*Goal:*
Copy the data below line for line, exactly as it appears.

↓↓↓

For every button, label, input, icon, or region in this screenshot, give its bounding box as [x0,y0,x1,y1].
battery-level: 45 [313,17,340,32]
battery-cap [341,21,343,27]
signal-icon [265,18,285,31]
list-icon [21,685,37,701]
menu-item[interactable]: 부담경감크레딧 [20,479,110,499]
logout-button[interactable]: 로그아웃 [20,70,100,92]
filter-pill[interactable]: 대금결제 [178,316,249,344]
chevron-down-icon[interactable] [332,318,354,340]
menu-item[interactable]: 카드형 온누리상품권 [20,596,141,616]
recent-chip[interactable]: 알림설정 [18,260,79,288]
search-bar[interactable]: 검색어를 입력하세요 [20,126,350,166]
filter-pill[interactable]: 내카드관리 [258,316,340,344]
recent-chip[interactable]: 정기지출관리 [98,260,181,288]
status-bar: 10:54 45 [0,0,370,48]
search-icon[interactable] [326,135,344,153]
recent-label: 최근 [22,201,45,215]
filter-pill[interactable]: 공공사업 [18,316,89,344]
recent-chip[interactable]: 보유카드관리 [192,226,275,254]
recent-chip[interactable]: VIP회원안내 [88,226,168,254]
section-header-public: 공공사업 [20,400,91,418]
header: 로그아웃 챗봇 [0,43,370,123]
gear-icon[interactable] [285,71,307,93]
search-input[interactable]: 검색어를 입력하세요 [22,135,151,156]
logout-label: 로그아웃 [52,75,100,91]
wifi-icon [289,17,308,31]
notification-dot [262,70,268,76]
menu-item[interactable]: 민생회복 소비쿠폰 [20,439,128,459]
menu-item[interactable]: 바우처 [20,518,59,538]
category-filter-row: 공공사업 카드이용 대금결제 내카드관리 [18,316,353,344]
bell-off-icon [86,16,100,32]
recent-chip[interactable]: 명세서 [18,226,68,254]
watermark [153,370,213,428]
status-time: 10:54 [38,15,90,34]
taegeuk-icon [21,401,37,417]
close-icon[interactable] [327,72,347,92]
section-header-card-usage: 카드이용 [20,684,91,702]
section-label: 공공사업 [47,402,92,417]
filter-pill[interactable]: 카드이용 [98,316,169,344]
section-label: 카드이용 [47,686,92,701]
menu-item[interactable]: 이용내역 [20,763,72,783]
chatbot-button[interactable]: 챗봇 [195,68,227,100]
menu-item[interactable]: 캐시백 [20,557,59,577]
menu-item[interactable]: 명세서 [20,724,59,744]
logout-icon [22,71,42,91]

↑↑↑

*Exercise answer:*
For every button, label, input, icon, or region in this screenshot, give its bounding box as [x0,y0,x1,y1].
battery-level: 45 [313,17,340,32]
battery-cap [341,21,343,27]
signal-icon [265,18,285,31]
list-icon [21,685,37,701]
menu-item[interactable]: 부담경감크레딧 [20,479,110,499]
logout-button[interactable]: 로그아웃 [20,70,100,92]
filter-pill[interactable]: 대금결제 [178,316,249,344]
chevron-down-icon[interactable] [332,318,354,340]
menu-item[interactable]: 카드형 온누리상품권 [20,596,141,616]
recent-chip[interactable]: 알림설정 [18,260,79,288]
search-bar[interactable]: 검색어를 입력하세요 [20,126,350,166]
filter-pill[interactable]: 내카드관리 [258,316,340,344]
recent-chip[interactable]: 정기지출관리 [98,260,181,288]
status-bar: 10:54 45 [0,0,370,48]
search-icon[interactable] [326,135,344,153]
recent-label: 최근 [22,201,45,215]
filter-pill[interactable]: 공공사업 [18,316,89,344]
recent-chip[interactable]: 보유카드관리 [192,226,275,254]
recent-chip[interactable]: VIP회원안내 [88,226,168,254]
section-header-public: 공공사업 [20,400,91,418]
header: 로그아웃 챗봇 [0,43,370,123]
gear-icon[interactable] [285,71,307,93]
search-input[interactable]: 검색어를 입력하세요 [22,135,151,156]
logout-label: 로그아웃 [52,75,100,91]
wifi-icon [289,17,308,31]
notification-dot [262,70,268,76]
menu-item[interactable]: 민생회복 소비쿠폰 [20,439,128,459]
menu-item[interactable]: 바우처 [20,518,59,538]
category-filter-row: 공공사업 카드이용 대금결제 내카드관리 [18,316,353,344]
bell-off-icon [86,16,100,32]
recent-chip[interactable]: 명세서 [18,226,68,254]
watermark [153,370,213,428]
status-time: 10:54 [38,15,90,34]
taegeuk-icon [21,401,37,417]
close-icon[interactable] [327,72,347,92]
section-header-card-usage: 카드이용 [20,684,91,702]
section-label: 공공사업 [47,402,92,417]
filter-pill[interactable]: 카드이용 [98,316,169,344]
section-label: 카드이용 [47,686,92,701]
menu-item[interactable]: 이용내역 [20,763,72,783]
chatbot-button[interactable]: 챗봇 [195,68,227,100]
menu-item[interactable]: 캐시백 [20,557,59,577]
menu-item[interactable]: 명세서 [20,724,59,744]
logout-icon [22,71,42,91]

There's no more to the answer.